> [What to do]
a: List every distinct published work cited by author and year in the passage on H I gas in Coma and Virgo cluster galaxies.
b: Answer the following questions from the passage on H I gas in Coma and Virgo cluster galaxies, marking each answer with the matching numeral:
(i) By what factor are the galaxies magnified in Figure 3?
(ii) In Figure 4, what do the triangles correspond to?
(iii) What relative velocity do the galaxies have in the simulation by Abadi et al. (1999)?
c: Summarize the passage on H I gas in Coma and Virgo cluster galaxies in two sentences.
--- BEGIN Text section ---
Figure 3. Composite of individual H I images of Coma spirals observed with the VLA. Galaxies are shown at their proper position and they are magnified by a factor 7. The H I images (contours) are overlaid on DSS optical images (greyscale). The large scale contours sketch the X-ray emission as observed by Vikhlinin et al. (1997). From Bravo-Alfaro et al. 2000.

Figure 4

Figure 4. Distribution of H I deficiency parameter as a function of the projected distance from the center of Coma. Filled circles correspond to H I detected galaxies and triangles to the lower limits of the deficiency parameter for the galaxies that are not detected in H I. From Bravo-Alfaro et al. 2000.

Imaging of Virgo and Coma indicates that H I disks that are smaller than the optical ones may be generic to cluster galaxies. Numerical simulations show that this is what you expect from ram pressure stripping. Abadi et al. (1999) show the results of a simulation with a constant ram pressure typical of the Virgo Cluster ICM and galaxies moving with relative velocities of 1000 km/s for galaxies of different size. The dependence of stripping radius on disk scale length (plotted in their Figure 3) is consistent with the result found by Cayatte et al. (1994). Even more impressive is the result of Vollmer et al. (2001) shown in Figure 5. The simulation specifically models galaxies on radial orbits through the Virgo potential. The figure plots H I deficiency versus H I to optical diameter. Both the model data (stars) and observed values (Cayatte et al. 1994) are shown. The solid line corresponds to a model where only the outer parts of the disk get stripped and the constant central H I radial surface density remains unchanged in the stripping process.
--- END Text section ---
--- BEGIN Listed entries ---
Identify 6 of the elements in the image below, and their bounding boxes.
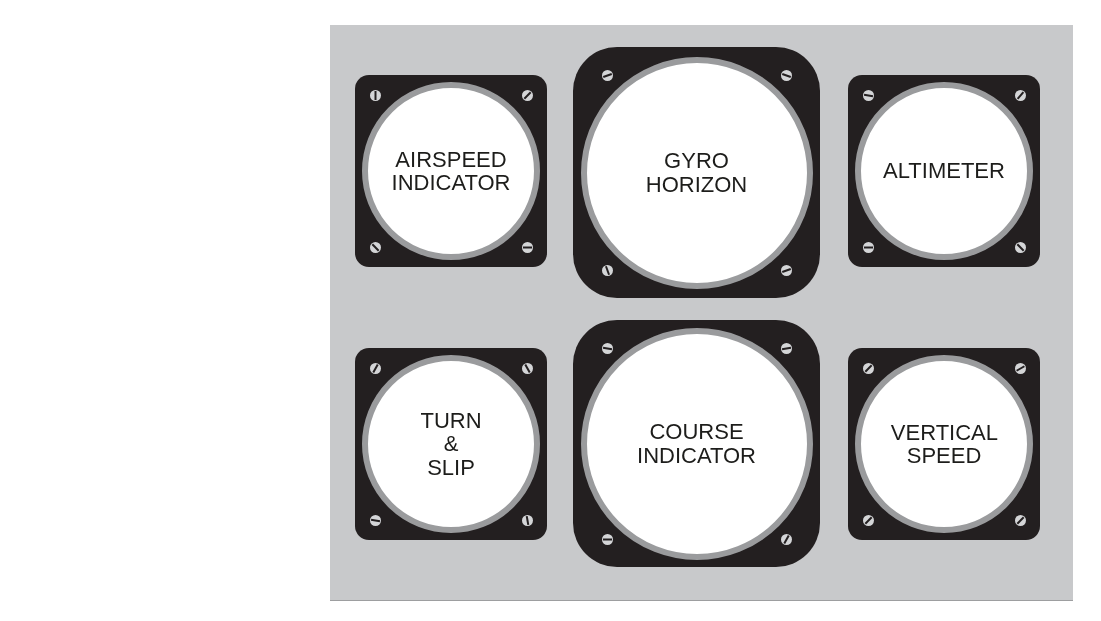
instrument-label: TURN & SLIP <box>420 409 482 479</box>
instrument-label: COURSE INDICATOR <box>637 420 756 467</box>
instrument-label: AIRSPEED INDICATOR <box>391 147 511 195</box>
instrument-label: GYRO HORIZON <box>645 149 748 196</box>
instrument-label: ALTIMETER <box>883 159 1005 183</box>
instrument-label: VERTICAL SPEED <box>890 420 998 468</box>
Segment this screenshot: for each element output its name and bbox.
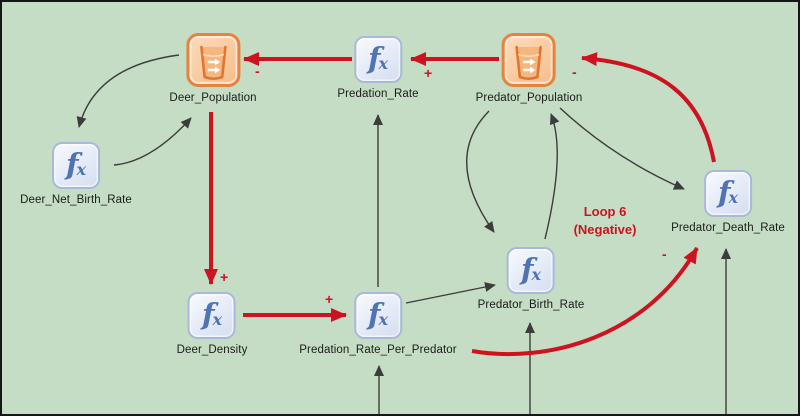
polarity-sign-deer-population-in: - xyxy=(255,63,260,79)
node-label[interactable]: Deer_Density xyxy=(176,344,248,356)
link-predator-birth-rate-to-predator-population[interactable] xyxy=(544,113,560,240)
node-label[interactable]: Predator_Death_Rate xyxy=(671,222,785,234)
loop-link-predator-death-rate-to-predator-population[interactable] xyxy=(581,52,716,163)
fx-glyph-f: f xyxy=(367,296,381,331)
node-deer-population[interactable]: Deer_Population xyxy=(169,33,256,104)
fx-glyph-x: x xyxy=(378,54,389,73)
node-label[interactable]: Predation_Rate_Per_Predator xyxy=(299,344,457,356)
fx-glyph-f: f xyxy=(717,174,731,209)
fx-glyph-x: x xyxy=(378,310,389,329)
fx-glyph-f: f xyxy=(367,40,381,75)
node-label[interactable]: Deer_Population xyxy=(169,92,257,104)
polarity-sign-predator-death-rate-in: - xyxy=(662,246,667,262)
node-label[interactable]: Predation_Rate xyxy=(337,88,419,100)
loop-annotation-line1: Loop 6 xyxy=(583,204,627,219)
fx-glyph-f: f xyxy=(65,146,79,181)
loop-annotation: Loop 6 (Negative) xyxy=(574,203,637,238)
polarity-sign-deer-density-in: + xyxy=(220,269,229,285)
stock-tank-icon[interactable] xyxy=(185,33,240,87)
node-predator-population[interactable]: Predator_Population xyxy=(476,33,583,104)
link-deer-population-to-deer-net-birth-rate[interactable] xyxy=(76,54,180,128)
node-label[interactable]: Deer_Net_Birth_Rate xyxy=(20,194,132,206)
link-predator-population-to-predator-birth-rate[interactable] xyxy=(466,110,495,233)
loop-annotation-line2: (Negative) xyxy=(573,221,637,237)
polarity-sign-predation-rate-per-predator-in: + xyxy=(325,291,334,307)
node-label[interactable]: Predator_Birth_Rate xyxy=(477,299,585,311)
polarity-sign-predator-population-in: - xyxy=(572,64,577,80)
fx-glyph-f: f xyxy=(201,296,215,331)
fx-glyph-x: x xyxy=(728,188,739,207)
tank-glyph xyxy=(199,45,227,81)
polarity-sign-predation-rate-in: + xyxy=(424,65,433,81)
fx-glyph-x: x xyxy=(531,265,542,284)
fx-glyph-x: x xyxy=(212,310,223,329)
tank-glyph xyxy=(515,45,543,81)
node-label[interactable]: Predator_Population xyxy=(475,92,583,104)
link-predator-population-to-predator-death-rate[interactable] xyxy=(559,107,685,190)
fx-glyph-x: x xyxy=(76,160,87,179)
stock-tank-icon[interactable] xyxy=(501,33,556,87)
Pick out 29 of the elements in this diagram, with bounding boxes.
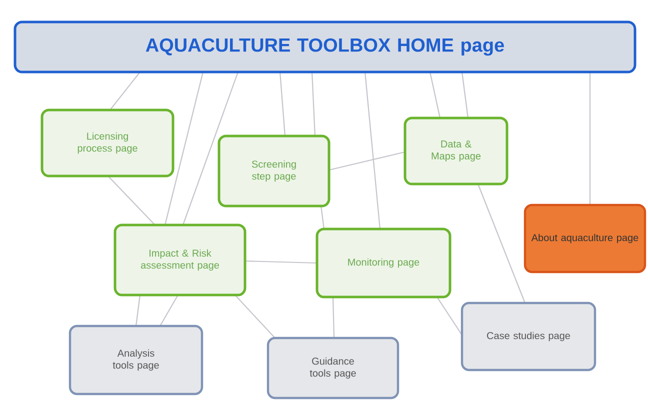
page-box: Licensing process page: [40, 108, 174, 178]
page-box: Monitoring page: [316, 228, 452, 298]
page-box: Case studies page: [460, 302, 596, 372]
connector-line: [234, 294, 276, 338]
connector-line: [332, 296, 335, 338]
connector-line: [320, 206, 325, 230]
page-box: About aquaculture page: [524, 204, 646, 274]
connector-line: [364, 72, 381, 230]
connector-line: [429, 72, 441, 118]
page-box: Guidance tools page: [266, 336, 400, 400]
connector-line: [589, 72, 591, 205]
connector-line: [244, 260, 318, 264]
page-box: Analysis tools page: [68, 324, 204, 396]
page-box: Screening step page: [218, 134, 330, 208]
connector-line: [279, 72, 286, 136]
connector-line: [135, 294, 141, 326]
connector-line: [164, 72, 204, 226]
connector-line: [436, 296, 462, 336]
connector-line: [110, 72, 140, 110]
connector-line: [160, 294, 178, 326]
connector-line: [477, 184, 526, 304]
connector-line: [311, 72, 316, 136]
connector-line: [182, 72, 239, 226]
page-box: Data & Maps page: [404, 116, 508, 186]
connector-line: [108, 176, 156, 226]
connector-line: [461, 72, 469, 118]
title-banner: AQUACULTURE TOOLBOX HOME page: [14, 20, 636, 74]
connector-line: [328, 151, 406, 171]
page-box: Impact & Risk assessment page: [114, 224, 246, 296]
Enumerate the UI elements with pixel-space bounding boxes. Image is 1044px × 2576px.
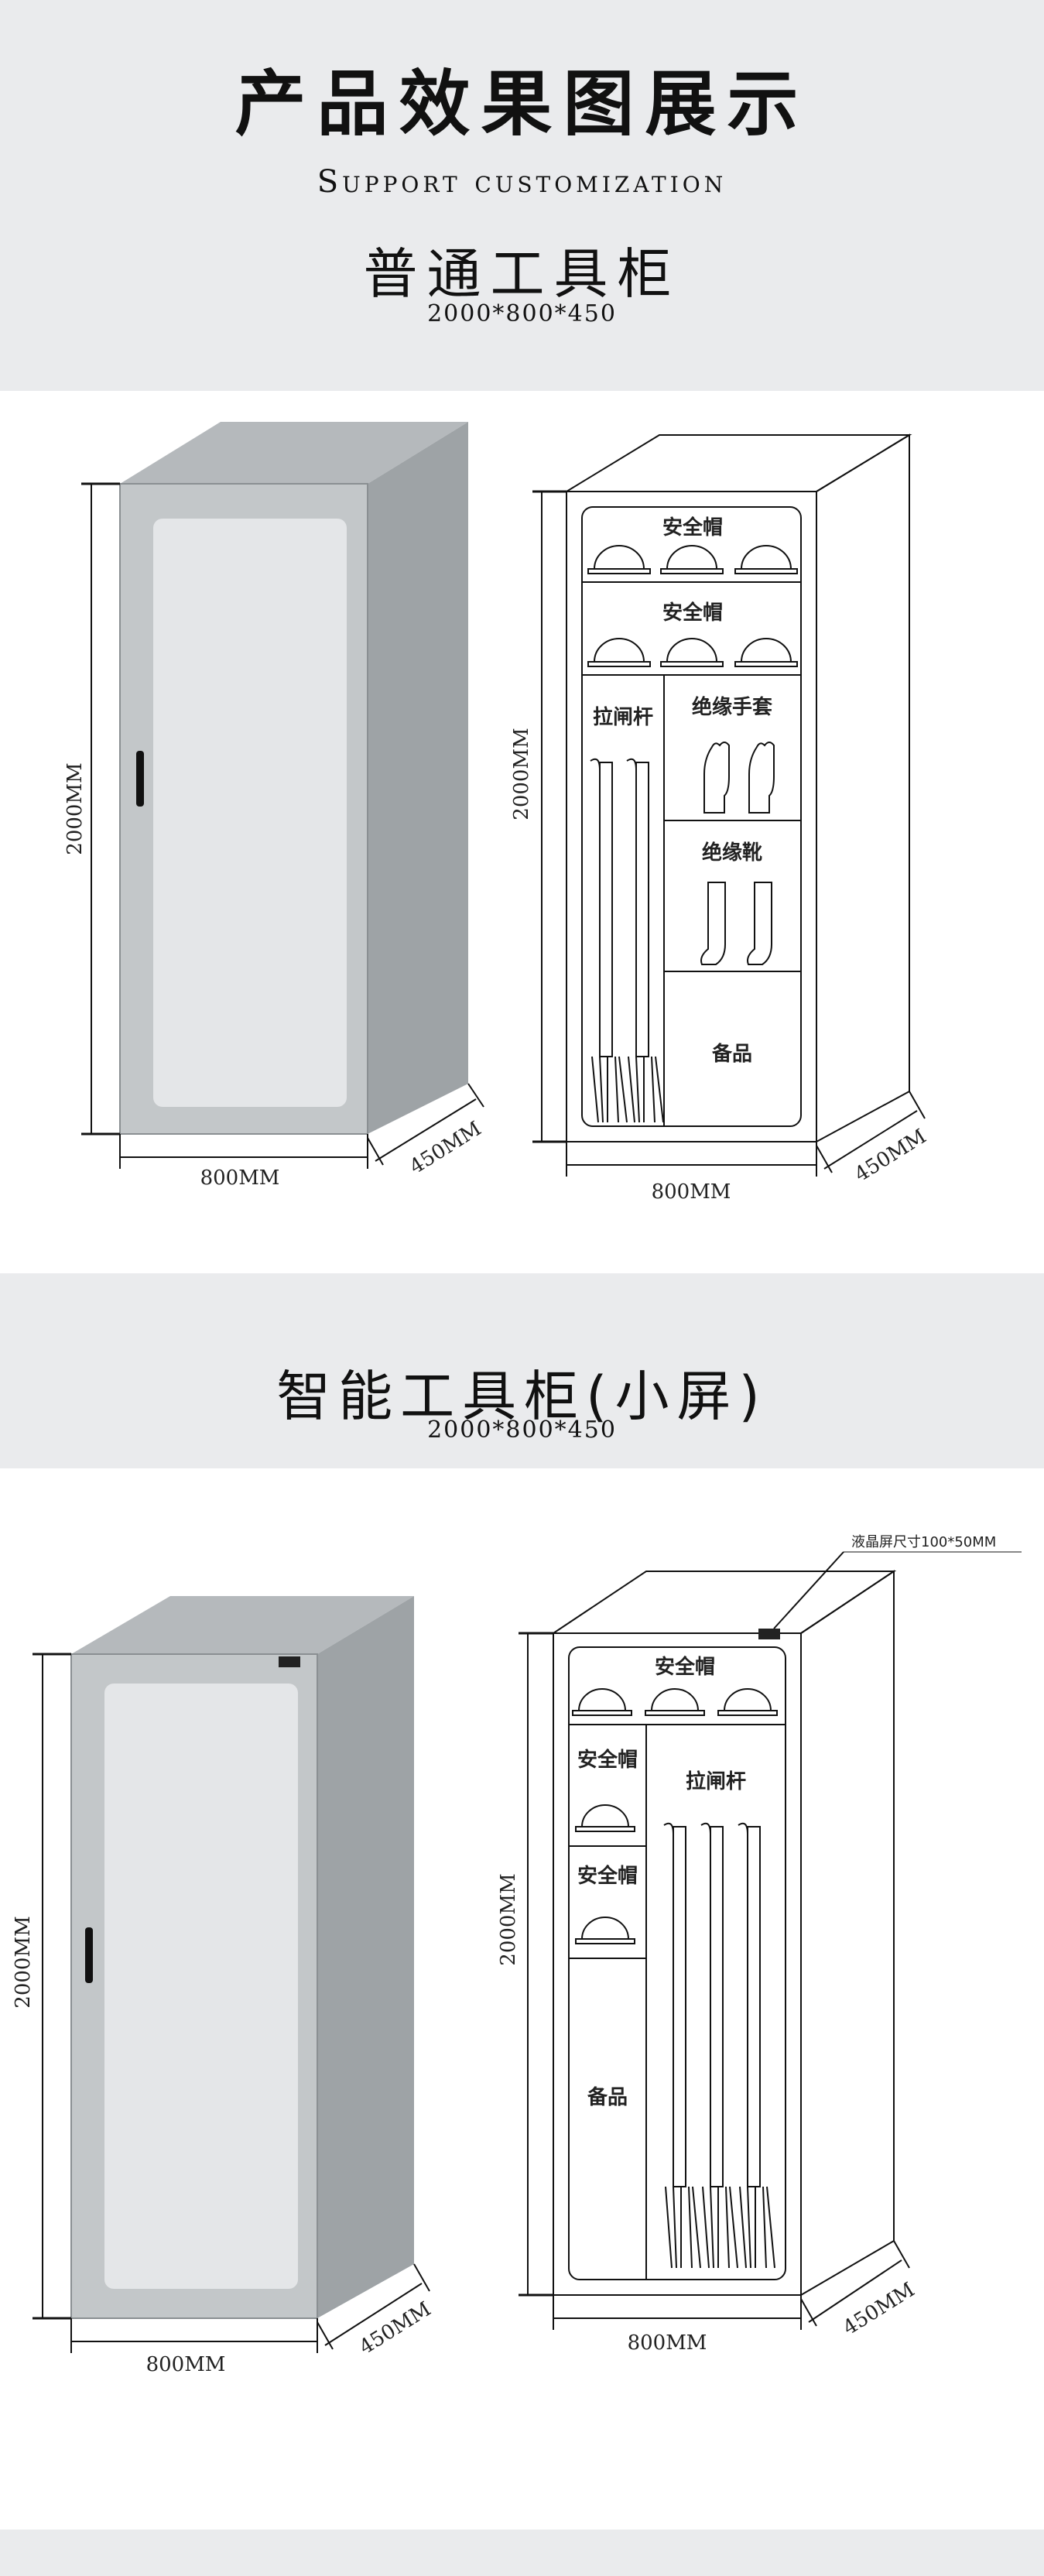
compartment-label: 绝缘靴 [702, 841, 762, 865]
width-dim-label: 800MM [652, 1180, 731, 1204]
rod-icon [599, 762, 613, 1057]
boot-icon-group [700, 882, 772, 965]
page-title: 产品效果图展示 [234, 63, 810, 146]
helmet-icon [660, 545, 724, 574]
height-dim-label: 2000MM [510, 728, 533, 820]
screen-note: 液晶屏尺寸100*50MM [851, 1534, 996, 1550]
rod-icon-group [663, 1822, 775, 2269]
helmet-icon-group-1 [572, 1688, 778, 1944]
rod-icon [635, 762, 649, 1057]
compartment-label: 安全帽 [655, 1655, 715, 1679]
cabinet-side [317, 1596, 414, 2318]
helmet-icon [575, 1804, 635, 1832]
lcd-screen-icon [279, 1656, 300, 1667]
section2-drawings: 2000MM 800MM 450MM 液晶屏尺寸100*50MM 安全帽 安全帽… [12, 1534, 1022, 2376]
helmet-icon [734, 638, 798, 667]
glove-icon-group [703, 742, 775, 814]
section2-size: 2000*800*450 [427, 1416, 617, 1444]
glove-icon [703, 742, 730, 814]
glove-icon [748, 742, 775, 814]
cabinet-glass [104, 1684, 298, 2289]
compartment-label: 拉闸杆 [686, 1769, 746, 1793]
compartment-label: 备品 [711, 1043, 752, 1066]
height-dim-label: 2000MM [497, 1873, 520, 1965]
helmet-icon [575, 1917, 635, 1944]
helmet-icon [717, 1688, 778, 1716]
lcd-screen-icon [758, 1629, 780, 1639]
height-dim-label: 2000MM [12, 1916, 35, 2008]
section2-cabinet-closed: 2000MM 800MM 450MM [12, 1596, 435, 2376]
section2-title: 智能工具柜(小屏) [276, 1365, 768, 1428]
section1-size: 2000*800*450 [427, 300, 617, 327]
helmet-icon-group-2 [587, 638, 798, 667]
width-dim-label: 800MM [628, 2331, 707, 2355]
open-cabinet-top [550, 1571, 897, 1634]
helmet-icon [572, 1688, 632, 1716]
door-handle [136, 751, 144, 807]
depth-dim-line [375, 1098, 477, 1162]
page-subtitle: Support customization [317, 164, 727, 200]
depth-dim-label: 450MM [406, 1117, 485, 1179]
open-cabinet-side [800, 1570, 895, 2297]
helmet-icon [645, 1688, 705, 1716]
depth-dim-label: 450MM [851, 1125, 930, 1187]
cabinet-side [368, 422, 468, 1134]
rod-icon-group [590, 758, 664, 1123]
helmet-icon [660, 638, 724, 667]
cabinet-glass [153, 519, 347, 1107]
compartment-label: 安全帽 [577, 1864, 638, 1888]
compartment-label: 绝缘手套 [692, 695, 773, 719]
boot-icon [747, 882, 772, 965]
header-band [0, 0, 1044, 391]
rod-icon [673, 1826, 686, 2187]
compartment-label: 拉闸杆 [593, 705, 653, 729]
open-cabinet-top [563, 434, 912, 492]
helmet-icon [587, 545, 651, 574]
depth-dim-label: 450MM [355, 2297, 435, 2359]
helmet-icon [587, 638, 651, 667]
open-cabinet-front [566, 491, 817, 1142]
section1-drawings: 2000MM 800MM 450MM 安全帽 安全帽 拉闸杆 绝缘手套 绝缘靴 [63, 422, 930, 1204]
compartment-label: 备品 [587, 2086, 628, 2109]
compartment-label: 安全帽 [577, 1748, 638, 1772]
helmet-icon-group-1 [587, 545, 798, 574]
section2-band [0, 1273, 1044, 1468]
boot-icon [700, 882, 726, 965]
section1-title: 普通工具柜 [363, 242, 681, 306]
cabinet-top [120, 422, 468, 484]
depth-dim-label: 450MM [839, 2278, 919, 2340]
open-cabinet-front [553, 1632, 802, 2296]
section1-cabinet-open [563, 433, 912, 1143]
footer-band [0, 2530, 1044, 2576]
rod-icon [747, 1826, 761, 2187]
section1-cabinet-closed: 2000MM 800MM 450MM [63, 422, 485, 1190]
depth-dim-line [823, 1110, 918, 1170]
compartment-label: 安全帽 [662, 601, 723, 625]
compartment-label: 安全帽 [662, 516, 723, 540]
width-dim-label: 800MM [146, 2353, 226, 2376]
rod-icon [710, 1826, 724, 2187]
open-cabinet-side [816, 433, 910, 1143]
helmet-icon [734, 545, 798, 574]
door-handle [85, 1927, 93, 1983]
cabinet-top [71, 1596, 414, 1654]
screen-note-leader [773, 1551, 844, 1629]
width-dim-label: 800MM [200, 1166, 280, 1190]
height-dim-label: 2000MM [63, 762, 87, 855]
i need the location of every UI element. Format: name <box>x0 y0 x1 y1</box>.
--- END Listed entries ---
> [Outputs for the tasks]
a:
Vikhlinin et al. (1997)
Bravo-Alfaro et al. (2000)
Abadi et al. (1999)
Cayatte et al. (1994)
Vollmer et al. (2001)

b:
(i) A factor of 7.
(ii) The lower limits of the deficiency parameter for the galaxies that are not detected in H I.
(iii) 1000 km/s.

c: Imaging of Virgo and Coma indicates that H I disks smaller than the optical ones may be generic to cluster galaxies, and numerical simulations show that this is what ram pressure stripping would produce. The simulation by Vollmer et al. (2001), which models galaxies on radial orbits through the Virgo potential, plots H I deficiency against H I to optical diameter for both model data and observed values.